- Stated problem: Please transcribe the data that follows without the pictures, keeping every word the same.

- Data listing:
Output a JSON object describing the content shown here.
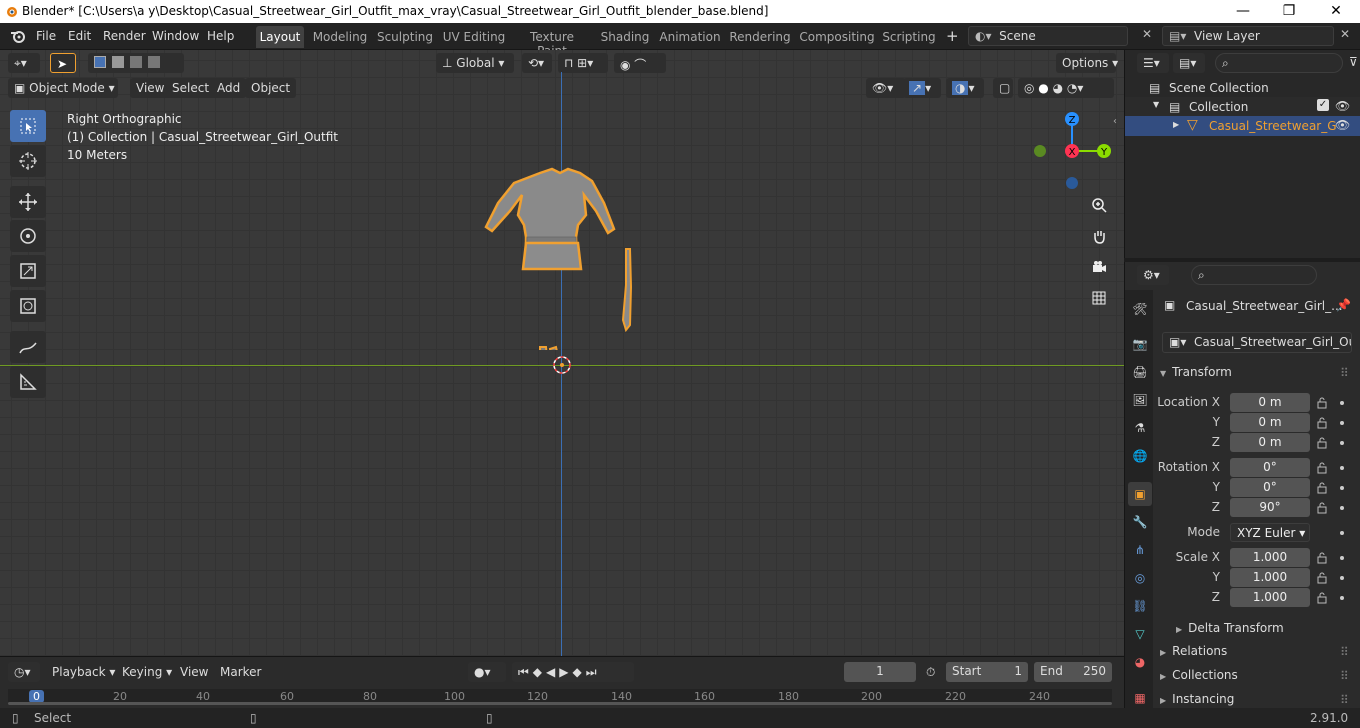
{
  "window": {
    "title": "Blender* [C:\\Users\\a y\\Desktop\\Casual_Streetwear_Girl_Outfit_max_vray\\Casual_Streetwear_Girl_Outfit_blender_base.blend]",
    "minimize": "—",
    "maximize": "❐",
    "close": "✕"
  },
  "menu": {
    "file": "File",
    "edit": "Edit",
    "render": "Render",
    "window": "Window",
    "help": "Help"
  },
  "workspaces": [
    "Layout",
    "Modeling",
    "Sculpting",
    "UV Editing",
    "Texture Paint",
    "Shading",
    "Animation",
    "Rendering",
    "Compositing",
    "Scripting"
  ],
  "scene": {
    "name": "Scene",
    "view_layer": "View Layer"
  },
  "toolbar": {
    "orientation": "Global",
    "options": "Options"
  },
  "viewport": {
    "mode": "Object Mode",
    "menus": [
      "View",
      "Select",
      "Add",
      "Object"
    ],
    "info_view": "Right Orthographic",
    "info_collection": "(1) Collection | Casual_Streetwear_Girl_Outfit",
    "info_scale": "10 Meters",
    "axis_z": "Z",
    "axis_x": "X",
    "axis_y": "Y"
  },
  "timeline": {
    "playback": "Playback",
    "keying": "Keying",
    "view": "View",
    "marker": "Marker",
    "current_frame": "1",
    "start_label": "Start",
    "start": "1",
    "end_label": "End",
    "end": "250",
    "ruler": [
      "0",
      "20",
      "40",
      "60",
      "80",
      "100",
      "120",
      "140",
      "160",
      "180",
      "200",
      "220",
      "240"
    ]
  },
  "outliner": {
    "scene_collection": "Scene Collection",
    "collection": "Collection",
    "object": "Casual_Streetwear_G"
  },
  "properties": {
    "object_name": "Casual_Streetwear_Girl_...",
    "object_field": "Casual_Streetwear_Girl_Out...",
    "transform": "Transform",
    "location_x": "Location X",
    "y": "Y",
    "z": "Z",
    "rotation_x": "Rotation X",
    "scale_x": "Scale X",
    "mode_label": "Mode",
    "loc": [
      "0 m",
      "0 m",
      "0 m"
    ],
    "rot": [
      "0°",
      "0°",
      "90°"
    ],
    "rot_mode": "XYZ Euler",
    "scale": [
      "1.000",
      "1.000",
      "1.000"
    ],
    "delta": "Delta Transform",
    "relations": "Relations",
    "collections": "Collections",
    "instancing": "Instancing"
  },
  "status": {
    "select": "Select",
    "version": "2.91.0"
  },
  "colors": {
    "accent": "#4772b3",
    "selection": "#f0a030",
    "x_axis": "#ff3352",
    "y_axis": "#8bdc00",
    "z_axis": "#2890ff"
  }
}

- Final answer:
Output a JSON object describing the content shown here.
{
  "window": {
    "title": "Blender* [C:\\Users\\a y\\Desktop\\Casual_Streetwear_Girl_Outfit_max_vray\\Casual_Streetwear_Girl_Outfit_blender_base.blend]",
    "minimize": "—",
    "maximize": "❐",
    "close": "✕"
  },
  "menu": {
    "file": "File",
    "edit": "Edit",
    "render": "Render",
    "window": "Window",
    "help": "Help"
  },
  "workspaces": [
    "Layout",
    "Modeling",
    "Sculpting",
    "UV Editing",
    "Texture Paint",
    "Shading",
    "Animation",
    "Rendering",
    "Compositing",
    "Scripting"
  ],
  "scene": {
    "name": "Scene",
    "view_layer": "View Layer"
  },
  "toolbar": {
    "orientation": "Global",
    "options": "Options"
  },
  "viewport": {
    "mode": "Object Mode",
    "menus": [
      "View",
      "Select",
      "Add",
      "Object"
    ],
    "info_view": "Right Orthographic",
    "info_collection": "(1) Collection | Casual_Streetwear_Girl_Outfit",
    "info_scale": "10 Meters",
    "axis_z": "Z",
    "axis_x": "X",
    "axis_y": "Y"
  },
  "timeline": {
    "playback": "Playback",
    "keying": "Keying",
    "view": "View",
    "marker": "Marker",
    "current_frame": "1",
    "start_label": "Start",
    "start": "1",
    "end_label": "End",
    "end": "250",
    "ruler": [
      "0",
      "20",
      "40",
      "60",
      "80",
      "100",
      "120",
      "140",
      "160",
      "180",
      "200",
      "220",
      "240"
    ]
  },
  "outliner": {
    "scene_collection": "Scene Collection",
    "collection": "Collection",
    "object": "Casual_Streetwear_G"
  },
  "properties": {
    "object_name": "Casual_Streetwear_Girl_...",
    "object_field": "Casual_Streetwear_Girl_Out...",
    "transform": "Transform",
    "location_x": "Location X",
    "y": "Y",
    "z": "Z",
    "rotation_x": "Rotation X",
    "scale_x": "Scale X",
    "mode_label": "Mode",
    "loc": [
      "0 m",
      "0 m",
      "0 m"
    ],
    "rot": [
      "0°",
      "0°",
      "90°"
    ],
    "rot_mode": "XYZ Euler",
    "scale": [
      "1.000",
      "1.000",
      "1.000"
    ],
    "delta": "Delta Transform",
    "relations": "Relations",
    "collections": "Collections",
    "instancing": "Instancing"
  },
  "status": {
    "select": "Select",
    "version": "2.91.0"
  },
  "colors": {
    "accent": "#4772b3",
    "selection": "#f0a030",
    "x_axis": "#ff3352",
    "y_axis": "#8bdc00",
    "z_axis": "#2890ff"
  }
}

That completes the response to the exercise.